#### ENTRIES SUPPLIED

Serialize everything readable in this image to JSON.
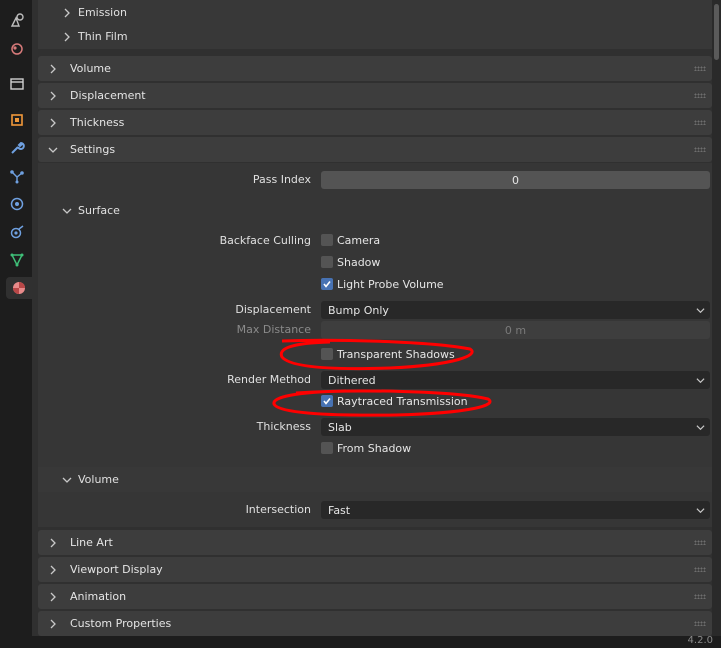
{
  "tabs": [
    {
      "icon": "tool-icon"
    },
    {
      "icon": "render-icon"
    },
    {
      "icon": "output-icon"
    },
    {
      "icon": "object-icon"
    },
    {
      "icon": "modifier-icon"
    },
    {
      "icon": "particles-icon"
    },
    {
      "icon": "physics-icon"
    },
    {
      "icon": "constraints-icon"
    },
    {
      "icon": "data-icon"
    },
    {
      "icon": "material-icon",
      "active": true
    }
  ],
  "top_subpanels": [
    "Emission",
    "Thin Film"
  ],
  "panels": {
    "volume": "Volume",
    "displacement": "Displacement",
    "thickness": "Thickness",
    "settings": "Settings",
    "line_art": "Line Art",
    "viewport_display": "Viewport Display",
    "animation": "Animation",
    "custom_properties": "Custom Properties"
  },
  "settings": {
    "pass_index_label": "Pass Index",
    "pass_index_value": "0",
    "surface": {
      "title": "Surface",
      "backface_culling_label": "Backface Culling",
      "camera_label": "Camera",
      "camera_checked": false,
      "shadow_label": "Shadow",
      "shadow_checked": false,
      "light_probe_label": "Light Probe Volume",
      "light_probe_checked": true,
      "displacement_label": "Displacement",
      "displacement_value": "Bump Only",
      "max_distance_label": "Max Distance",
      "max_distance_value": "0 m",
      "transparent_shadows_label": "Transparent Shadows",
      "transparent_shadows_checked": false,
      "render_method_label": "Render Method",
      "render_method_value": "Dithered",
      "raytraced_transmission_label": "Raytraced Transmission",
      "raytraced_transmission_checked": true,
      "thickness_label": "Thickness",
      "thickness_value": "Slab",
      "from_shadow_label": "From Shadow",
      "from_shadow_checked": false
    },
    "volume": {
      "title": "Volume",
      "intersection_label": "Intersection",
      "intersection_value": "Fast"
    }
  },
  "footer": {
    "version": "4.2.0"
  },
  "colors": {
    "accent": "#4772b3",
    "annotation": "#ff0000"
  }
}
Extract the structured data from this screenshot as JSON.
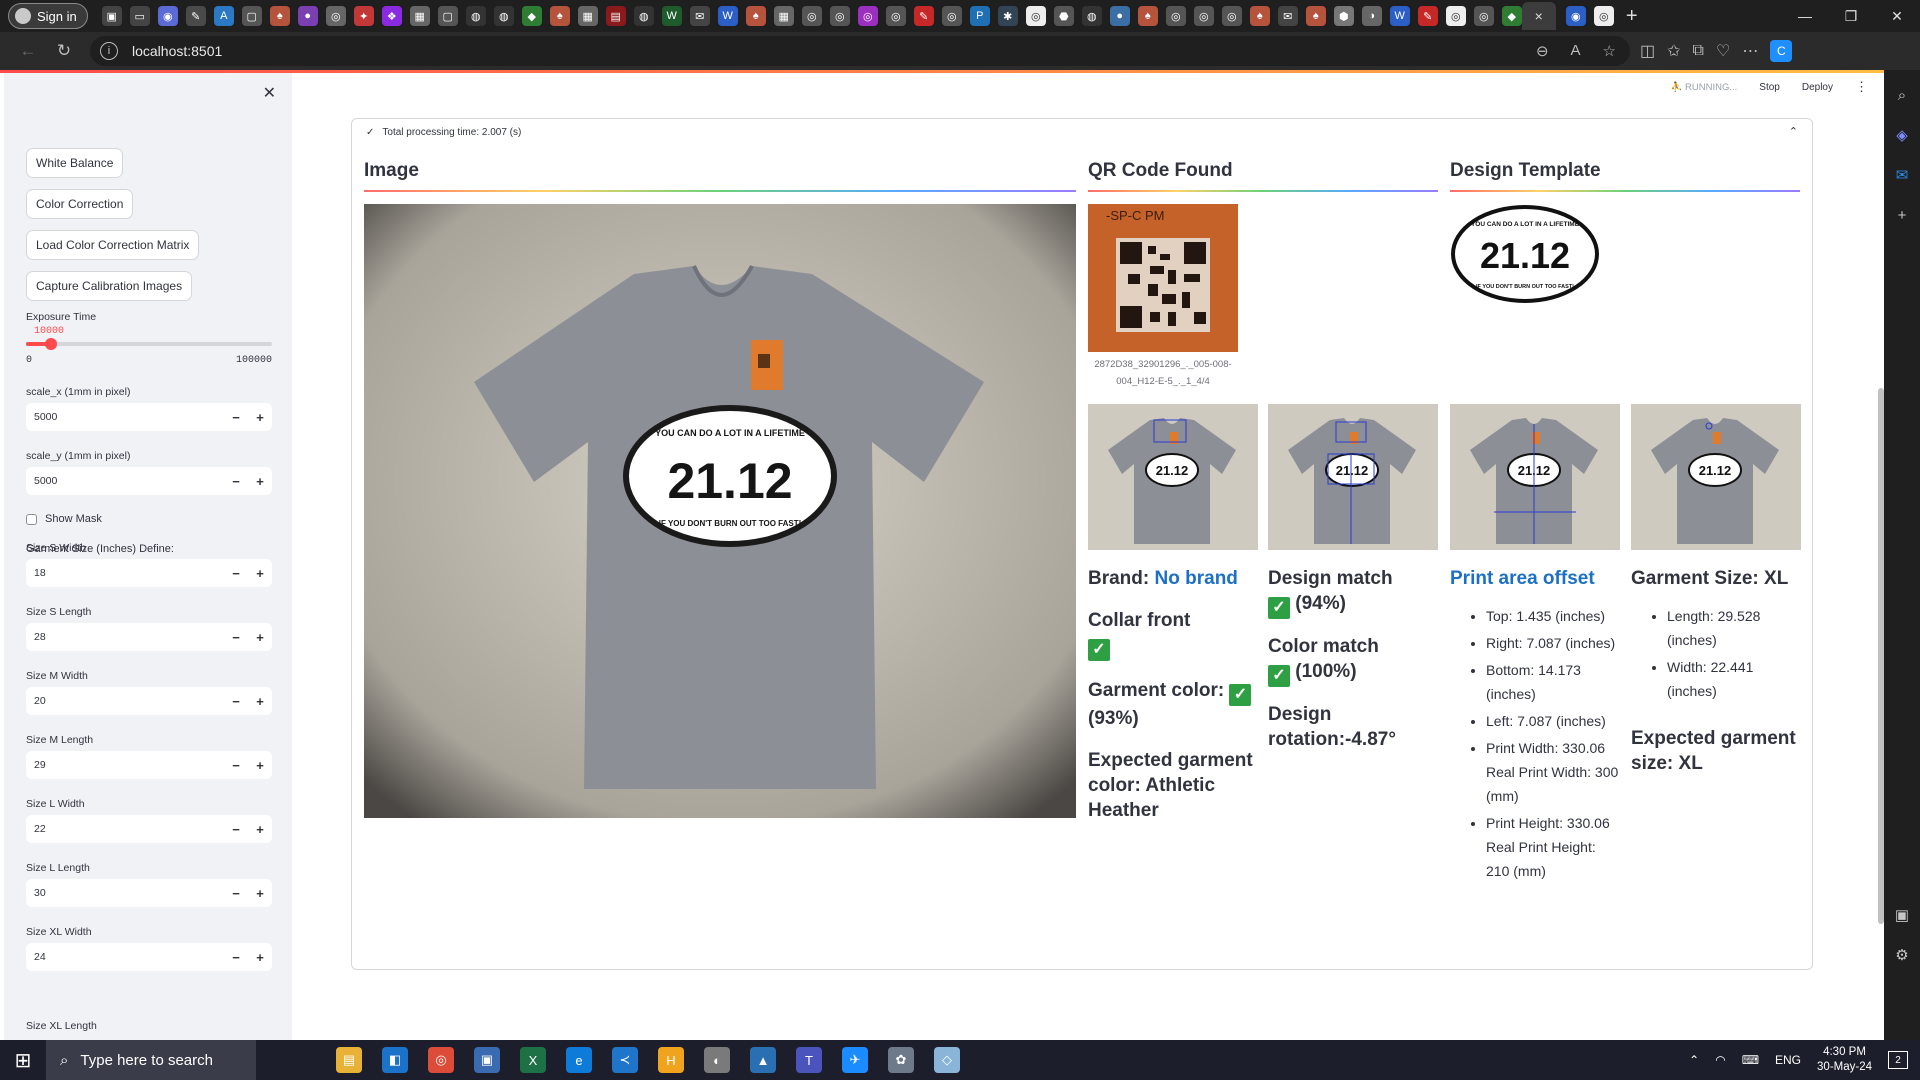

########

* **STATED EXERCISE**
Pictures in the records above should not be copied. Repeat everything else exactly.

* **CORRECT RESPONSE**
Serialize everything readable in this image to JSON.
{
  "tabs": [
    {
      "icon": "tool-icon"
    },
    {
      "icon": "render-icon"
    },
    {
      "icon": "output-icon"
    },
    {
      "icon": "object-icon"
    },
    {
      "icon": "modifier-icon"
    },
    {
      "icon": "particles-icon"
    },
    {
      "icon": "physics-icon"
    },
    {
      "icon": "constraints-icon"
    },
    {
      "icon": "data-icon"
    },
    {
      "icon": "material-icon",
      "active": true
    }
  ],
  "top_subpanels": [
    "Emission",
    "Thin Film"
  ],
  "panels": {
    "volume": "Volume",
    "displacement": "Displacement",
    "thickness": "Thickness",
    "settings": "Settings",
    "line_art": "Line Art",
    "viewport_display": "Viewport Display",
    "animation": "Animation",
    "custom_properties": "Custom Properties"
  },
  "settings": {
    "pass_index_label": "Pass Index",
    "pass_index_value": "0",
    "surface": {
      "title": "Surface",
      "backface_culling_label": "Backface Culling",
      "camera_label": "Camera",
      "camera_checked": false,
      "shadow_label": "Shadow",
      "shadow_checked": false,
      "light_probe_label": "Light Probe Volume",
      "light_probe_checked": true,
      "displacement_label": "Displacement",
      "displacement_value": "Bump Only",
      "max_distance_label": "Max Distance",
      "max_distance_value": "0 m",
      "transparent_shadows_label": "Transparent Shadows",
      "transparent_shadows_checked": false,
      "render_method_label": "Render Method",
      "render_method_value": "Dithered",
      "raytraced_transmission_label": "Raytraced Transmission",
      "raytraced_transmission_checked": true,
      "thickness_label": "Thickness",
      "thickness_value": "Slab",
      "from_shadow_label": "From Shadow",
      "from_shadow_checked": false
    },
    "volume": {
      "title": "Volume",
      "intersection_label": "Intersection",
      "intersection_value": "Fast"
    }
  },
  "footer": {
    "version": "4.2.0"
  },
  "colors": {
    "accent": "#4772b3",
    "annotation": "#ff0000"
  }
}
Extract the structured data from this screenshot as JSON.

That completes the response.